** start **
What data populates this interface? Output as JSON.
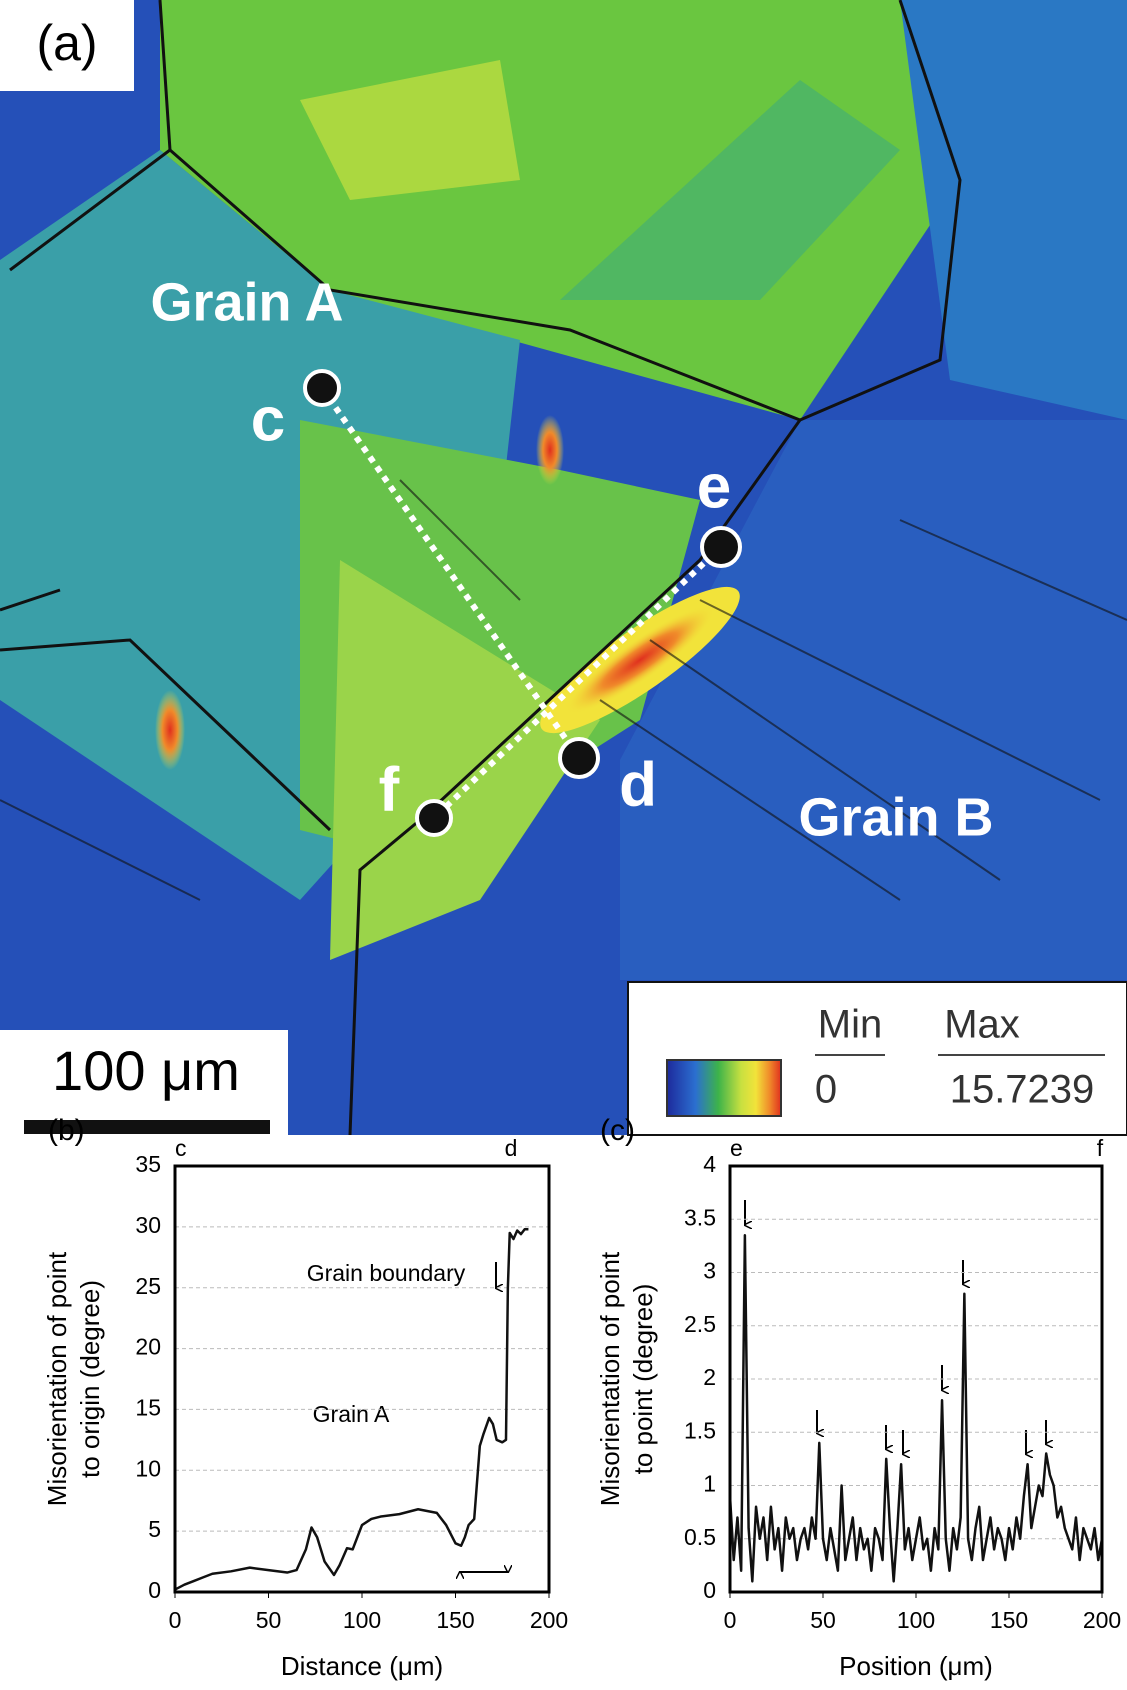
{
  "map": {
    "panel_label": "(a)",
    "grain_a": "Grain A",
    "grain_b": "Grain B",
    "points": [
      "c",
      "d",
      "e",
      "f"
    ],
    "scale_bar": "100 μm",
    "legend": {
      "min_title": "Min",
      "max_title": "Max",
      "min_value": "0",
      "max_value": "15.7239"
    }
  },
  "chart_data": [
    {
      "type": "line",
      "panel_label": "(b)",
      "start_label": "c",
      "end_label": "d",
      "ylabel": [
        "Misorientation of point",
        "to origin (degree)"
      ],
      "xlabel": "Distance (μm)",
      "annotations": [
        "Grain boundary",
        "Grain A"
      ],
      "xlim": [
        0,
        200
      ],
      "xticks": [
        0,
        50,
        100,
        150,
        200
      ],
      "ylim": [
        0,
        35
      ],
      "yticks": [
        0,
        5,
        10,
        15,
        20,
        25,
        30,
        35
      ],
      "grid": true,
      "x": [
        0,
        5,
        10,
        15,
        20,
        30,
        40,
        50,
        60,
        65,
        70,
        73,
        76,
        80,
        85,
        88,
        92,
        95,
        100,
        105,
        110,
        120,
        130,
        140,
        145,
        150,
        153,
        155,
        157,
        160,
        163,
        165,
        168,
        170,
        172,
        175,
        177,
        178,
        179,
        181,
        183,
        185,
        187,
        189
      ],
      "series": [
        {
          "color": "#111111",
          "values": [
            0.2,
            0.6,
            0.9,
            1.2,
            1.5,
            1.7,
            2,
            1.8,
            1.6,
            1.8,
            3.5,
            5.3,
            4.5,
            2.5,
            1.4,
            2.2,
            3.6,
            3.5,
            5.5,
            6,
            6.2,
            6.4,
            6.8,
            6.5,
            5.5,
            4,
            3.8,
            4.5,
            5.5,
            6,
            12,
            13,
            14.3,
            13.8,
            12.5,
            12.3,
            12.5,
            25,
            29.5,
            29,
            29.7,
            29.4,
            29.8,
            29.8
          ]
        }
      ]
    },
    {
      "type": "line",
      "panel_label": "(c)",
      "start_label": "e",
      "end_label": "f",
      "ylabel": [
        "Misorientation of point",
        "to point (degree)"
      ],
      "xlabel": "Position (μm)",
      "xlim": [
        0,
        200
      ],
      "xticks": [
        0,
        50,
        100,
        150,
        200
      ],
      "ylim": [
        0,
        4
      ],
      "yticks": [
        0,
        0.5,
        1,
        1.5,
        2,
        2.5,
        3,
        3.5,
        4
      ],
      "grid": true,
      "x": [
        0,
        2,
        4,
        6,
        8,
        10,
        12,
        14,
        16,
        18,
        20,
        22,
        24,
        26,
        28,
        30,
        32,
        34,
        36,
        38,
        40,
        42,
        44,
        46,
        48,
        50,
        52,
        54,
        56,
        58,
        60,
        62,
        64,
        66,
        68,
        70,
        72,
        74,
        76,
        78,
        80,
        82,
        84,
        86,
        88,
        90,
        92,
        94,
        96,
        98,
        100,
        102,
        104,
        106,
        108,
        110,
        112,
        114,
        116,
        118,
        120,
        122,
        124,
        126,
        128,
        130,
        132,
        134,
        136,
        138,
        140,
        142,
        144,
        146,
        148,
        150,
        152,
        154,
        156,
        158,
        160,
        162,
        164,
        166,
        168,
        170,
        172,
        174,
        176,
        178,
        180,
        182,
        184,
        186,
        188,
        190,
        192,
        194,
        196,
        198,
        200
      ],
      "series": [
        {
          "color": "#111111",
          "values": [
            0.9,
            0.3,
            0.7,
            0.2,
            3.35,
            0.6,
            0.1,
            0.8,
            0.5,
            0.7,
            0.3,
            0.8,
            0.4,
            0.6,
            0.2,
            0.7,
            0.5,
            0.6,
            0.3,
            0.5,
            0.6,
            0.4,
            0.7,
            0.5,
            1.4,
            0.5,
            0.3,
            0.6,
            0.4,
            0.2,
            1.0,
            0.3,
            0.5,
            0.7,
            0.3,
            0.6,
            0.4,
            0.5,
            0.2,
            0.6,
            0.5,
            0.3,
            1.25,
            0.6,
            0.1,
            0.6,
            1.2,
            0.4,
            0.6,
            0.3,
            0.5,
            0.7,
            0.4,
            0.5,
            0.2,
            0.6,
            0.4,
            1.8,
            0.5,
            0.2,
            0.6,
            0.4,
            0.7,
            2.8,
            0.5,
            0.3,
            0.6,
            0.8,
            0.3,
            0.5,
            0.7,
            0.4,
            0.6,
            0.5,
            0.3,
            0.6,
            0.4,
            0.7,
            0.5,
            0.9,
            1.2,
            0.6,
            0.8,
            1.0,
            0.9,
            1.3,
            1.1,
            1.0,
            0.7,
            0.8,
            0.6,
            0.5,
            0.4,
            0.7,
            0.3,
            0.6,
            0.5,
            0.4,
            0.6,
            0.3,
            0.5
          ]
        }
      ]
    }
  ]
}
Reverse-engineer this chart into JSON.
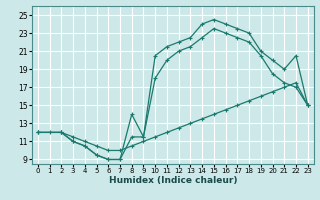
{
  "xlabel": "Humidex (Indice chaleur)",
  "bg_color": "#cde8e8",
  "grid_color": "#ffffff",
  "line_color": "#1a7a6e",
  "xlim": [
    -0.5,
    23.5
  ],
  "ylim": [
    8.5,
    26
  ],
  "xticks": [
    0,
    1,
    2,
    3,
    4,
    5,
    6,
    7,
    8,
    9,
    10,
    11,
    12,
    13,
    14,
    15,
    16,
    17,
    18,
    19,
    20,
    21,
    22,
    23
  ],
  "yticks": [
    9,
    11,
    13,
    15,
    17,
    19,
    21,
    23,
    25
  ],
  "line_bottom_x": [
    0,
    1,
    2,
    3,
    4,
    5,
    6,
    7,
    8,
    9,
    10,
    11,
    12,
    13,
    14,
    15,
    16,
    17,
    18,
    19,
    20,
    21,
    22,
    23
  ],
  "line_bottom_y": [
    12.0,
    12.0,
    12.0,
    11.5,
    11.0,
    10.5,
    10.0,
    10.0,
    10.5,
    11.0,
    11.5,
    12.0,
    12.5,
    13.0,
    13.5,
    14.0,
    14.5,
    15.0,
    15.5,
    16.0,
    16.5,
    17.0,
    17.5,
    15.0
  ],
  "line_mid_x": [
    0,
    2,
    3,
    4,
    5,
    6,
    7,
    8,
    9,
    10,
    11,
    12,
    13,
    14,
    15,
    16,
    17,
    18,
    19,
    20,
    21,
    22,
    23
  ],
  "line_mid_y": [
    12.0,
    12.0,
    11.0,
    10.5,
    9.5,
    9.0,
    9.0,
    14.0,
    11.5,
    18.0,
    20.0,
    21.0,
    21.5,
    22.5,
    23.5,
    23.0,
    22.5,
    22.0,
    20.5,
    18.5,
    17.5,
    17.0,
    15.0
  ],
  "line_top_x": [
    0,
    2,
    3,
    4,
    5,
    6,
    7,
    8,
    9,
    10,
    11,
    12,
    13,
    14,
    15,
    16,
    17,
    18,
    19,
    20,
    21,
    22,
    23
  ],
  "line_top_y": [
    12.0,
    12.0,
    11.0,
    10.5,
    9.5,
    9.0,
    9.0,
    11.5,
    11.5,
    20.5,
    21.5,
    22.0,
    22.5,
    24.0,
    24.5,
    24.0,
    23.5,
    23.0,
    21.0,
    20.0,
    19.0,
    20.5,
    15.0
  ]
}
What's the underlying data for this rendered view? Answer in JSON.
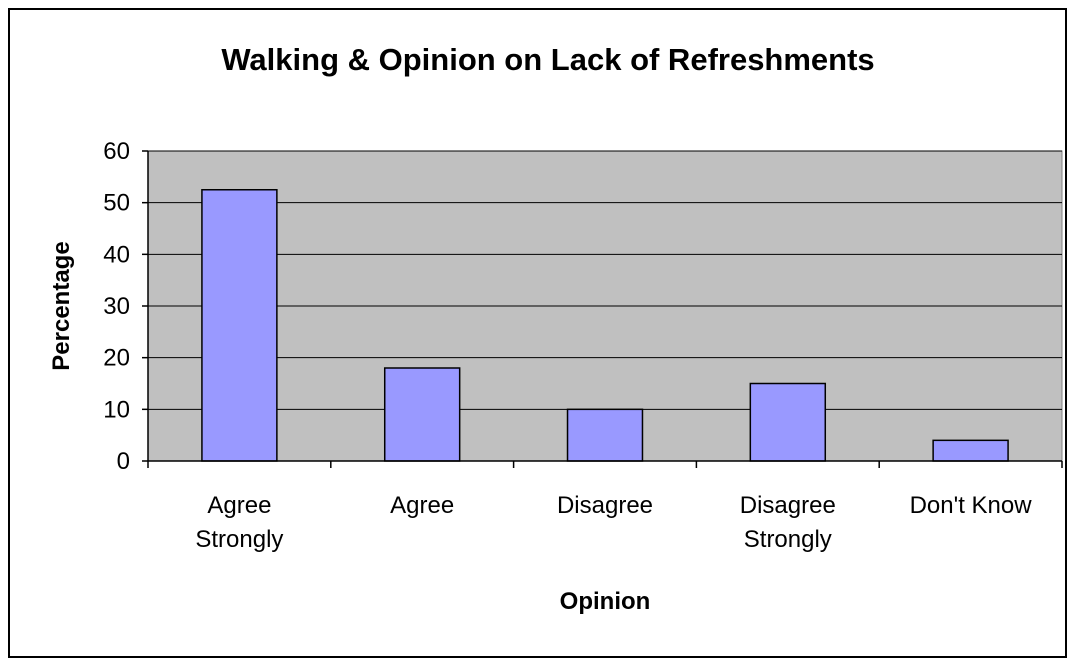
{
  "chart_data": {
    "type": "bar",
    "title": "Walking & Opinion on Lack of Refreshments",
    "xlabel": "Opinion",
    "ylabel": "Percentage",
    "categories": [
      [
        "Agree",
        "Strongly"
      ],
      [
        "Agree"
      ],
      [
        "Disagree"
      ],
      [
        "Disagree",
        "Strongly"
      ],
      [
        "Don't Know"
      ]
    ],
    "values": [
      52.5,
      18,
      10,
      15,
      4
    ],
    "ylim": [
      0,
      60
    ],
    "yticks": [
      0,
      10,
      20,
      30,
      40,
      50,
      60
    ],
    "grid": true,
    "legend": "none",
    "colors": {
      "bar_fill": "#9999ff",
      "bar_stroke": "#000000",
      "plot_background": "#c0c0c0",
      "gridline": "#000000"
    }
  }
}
** end **
▶ **Your instructions**
Skip the pictures and copy exactly the lines from the one containing "What's the underlying" through the end of the material, both ends included.

▶ **Written solution**
What's the underlying data for this rendered view? Answer in JSON.
{
  "chart_data": {
    "type": "bar",
    "title": "Walking & Opinion on Lack of Refreshments",
    "xlabel": "Opinion",
    "ylabel": "Percentage",
    "categories": [
      [
        "Agree",
        "Strongly"
      ],
      [
        "Agree"
      ],
      [
        "Disagree"
      ],
      [
        "Disagree",
        "Strongly"
      ],
      [
        "Don't Know"
      ]
    ],
    "values": [
      52.5,
      18,
      10,
      15,
      4
    ],
    "ylim": [
      0,
      60
    ],
    "yticks": [
      0,
      10,
      20,
      30,
      40,
      50,
      60
    ],
    "grid": true,
    "legend": "none",
    "colors": {
      "bar_fill": "#9999ff",
      "bar_stroke": "#000000",
      "plot_background": "#c0c0c0",
      "gridline": "#000000"
    }
  }
}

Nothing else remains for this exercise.